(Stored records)
— Begin —
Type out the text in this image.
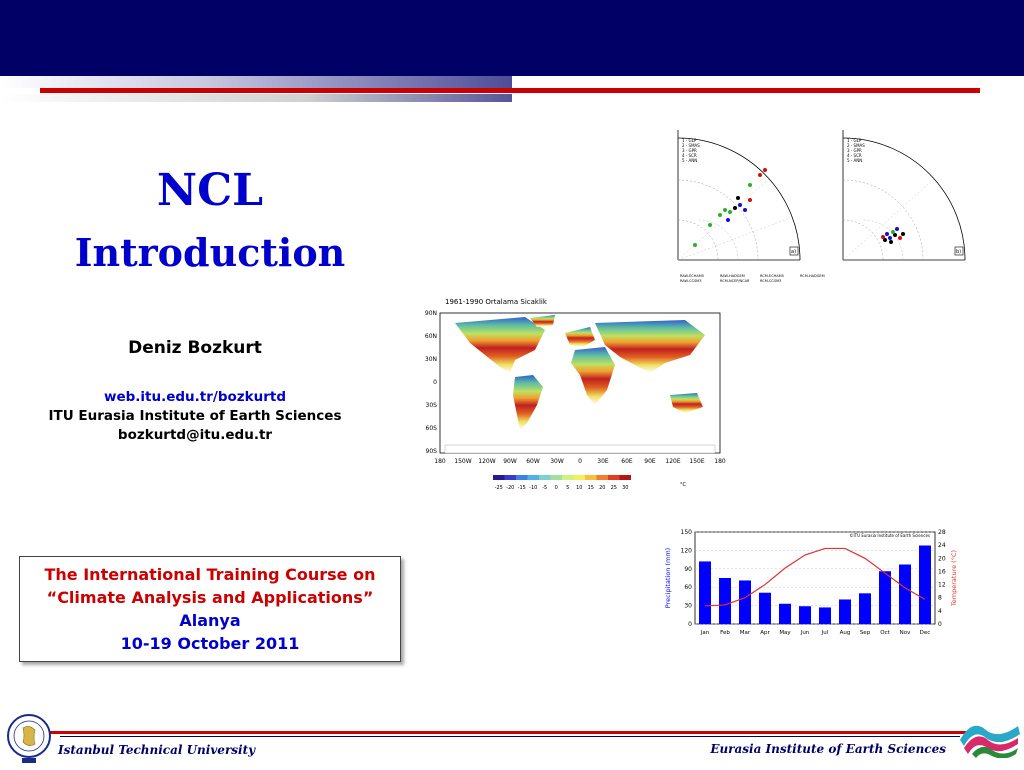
NCL
Introduction
Deniz Bozkurt
web.itu.edu.tr/bozkurtd
ITU Eurasia Institute of Earth Sciences
bozkurtd@itu.edu.tr
The International Training Course on
“Climate Analysis and Applications”
Alanya
10-19 October 2011
1 - GLP
2 - SMAS
3 - GPR
4 - SCR
5 - ANN
a)
1 - GLP
2 - SMAS
3 - GPR
4 - SCR
5 - ANN
b)
RAW-ECHAM5	RAW-HADGEM	RCM-ECHAM5	RCM-HADGEM
RAW-CCSM3	RCM-NCEP/NCAR	RCM-CCSM3
1961-1990 Ortalama Sicaklik
90N
60N
30N
0
30S
60S
90S
180 150W 120W 90W 60W 30W 0	30E 60E 90E 120E 150E 180
-25 -20 -15 -10 -5 0 5 10 15 20 25 30	°C
©ITU Eurasia Institute of Earth Sciences
150
120
90
60
30
0
28
24
20
16
12
8
4
0
Jan Feb Mar Apr May Jun Jul Aug Sep Oct Nov Dec
Precipitation (mm)	Temperature (°C)
Istanbul Technical University	Eurasia Institute of Earth Sciences
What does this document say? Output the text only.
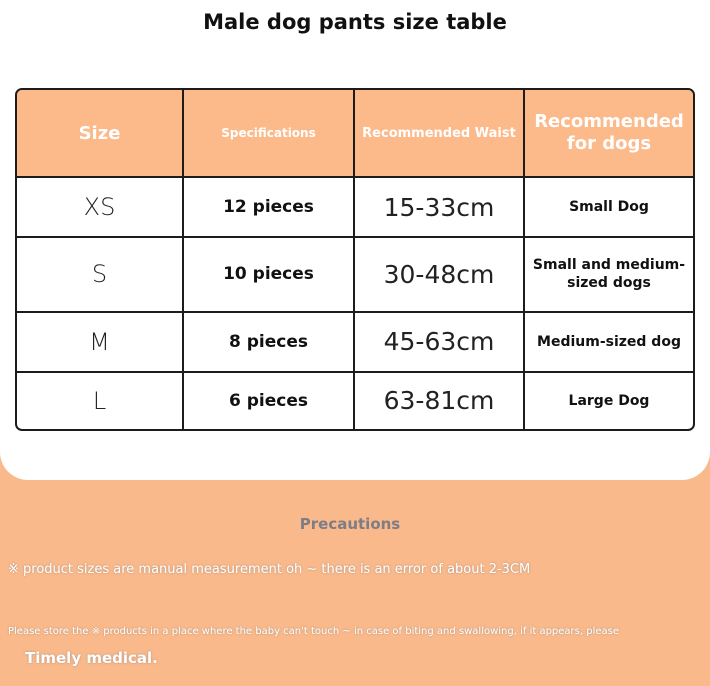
Male dog pants size table
Size	Specifications	Recommended Waist	Recommended for dogs
XS	12 pieces	15-33cm	Small Dog
S	10 pieces	30-48cm	Small and medium-sized dogs
M	8 pieces	45-63cm	Medium-sized dog
L	6 pieces	63-81cm	Large Dog
Precautions
※ product sizes are manual measurement oh ~ there is an error of about 2-3CM
Please store the ※ products in a place where the baby can't touch ~ in case of biting and swallowing, if it appears, please
Timely medical.
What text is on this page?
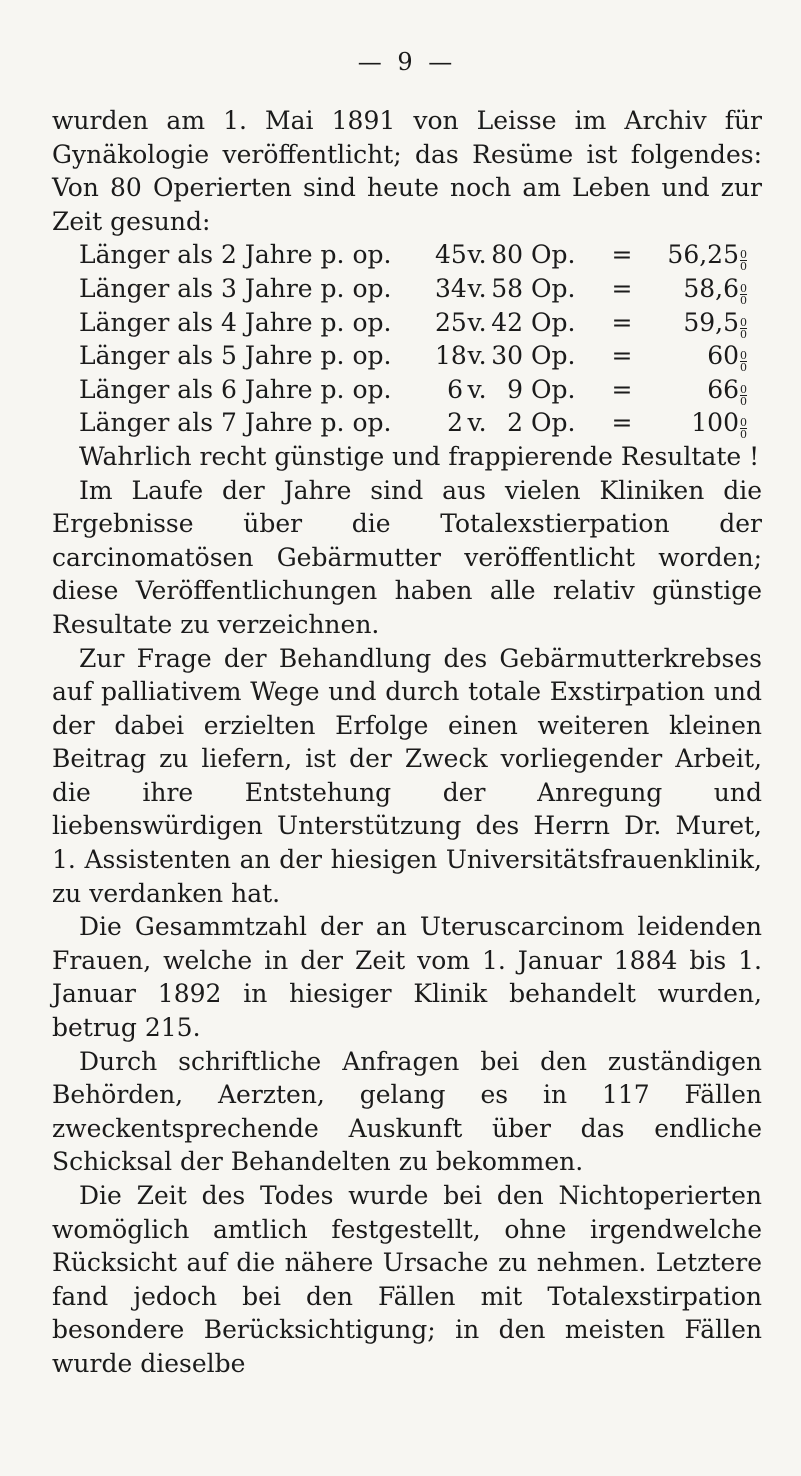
— 9 —

wurden am 1. Mai 1891 von Leisse im Archiv für Gynäkologie veröffentlicht; das Resüme ist folgendes: Von 80 Operierten sind heute noch am Leben und zur Zeit gesund:

Länger als 2 Jahre p. op.	45 v. 80 Op.	=	$56,25 \frac{0}{0}$
Länger als 3 Jahre p. op.	34 v. 58 Op.	=	$58,6 \frac{0}{0}$
Länger als 4 Jahre p. op.	25 v. 42 Op.	=	$59,5 \frac{0}{0}$
Länger als 5 Jahre p. op.	18 v. 30 Op.	=	$60 \frac{0}{0}$
Länger als 6 Jahre p. op.	6 v. 9 Op.	=	$66 \frac{0}{0}$
Länger als 7 Jahre p. op.	2 v. 2 Op.	=	$100 \frac{0}{0}$

Wahrlich recht günstige und frappierende Resultate !

Im Laufe der Jahre sind aus vielen Kliniken die Ergebnisse über die Totalexstierpation der carcinomatösen Gebärmutter veröffentlicht worden; diese Veröffentlichungen haben alle relativ günstige Resultate zu verzeichnen.

Zur Frage der Behandlung des Gebärmutterkrebses auf palliativem Wege und durch totale Exstirpation und der dabei erzielten Erfolge einen weiteren kleinen Beitrag zu liefern, ist der Zweck vorliegender Arbeit, die ihre Entstehung der Anregung und liebenswürdigen Unterstützung des Herrn Dr. Muret, 1. Assistenten an der hiesigen Universitätsfrauenklinik, zu verdanken hat.

Die Gesammtzahl der an Uteruscarcinom leidenden Frauen, welche in der Zeit vom 1. Januar 1884 bis 1. Januar 1892 in hiesiger Klinik behandelt wurden, betrug 215.

Durch schriftliche Anfragen bei den zuständigen Behörden, Aerzten, gelang es in 117 Fällen zweckentsprechende Auskunft über das endliche Schicksal der Behandelten zu bekommen.

Die Zeit des Todes wurde bei den Nichtoperierten womöglich amtlich festgestellt, ohne irgendwelche Rücksicht auf die nähere Ursache zu nehmen. Letztere fand jedoch bei den Fällen mit Totalexstirpation besondere Berücksichtigung; in den meisten Fällen wurde dieselbe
— End —
Go through the material above and count the lines that contain "Institute"; answer with the number alone.

3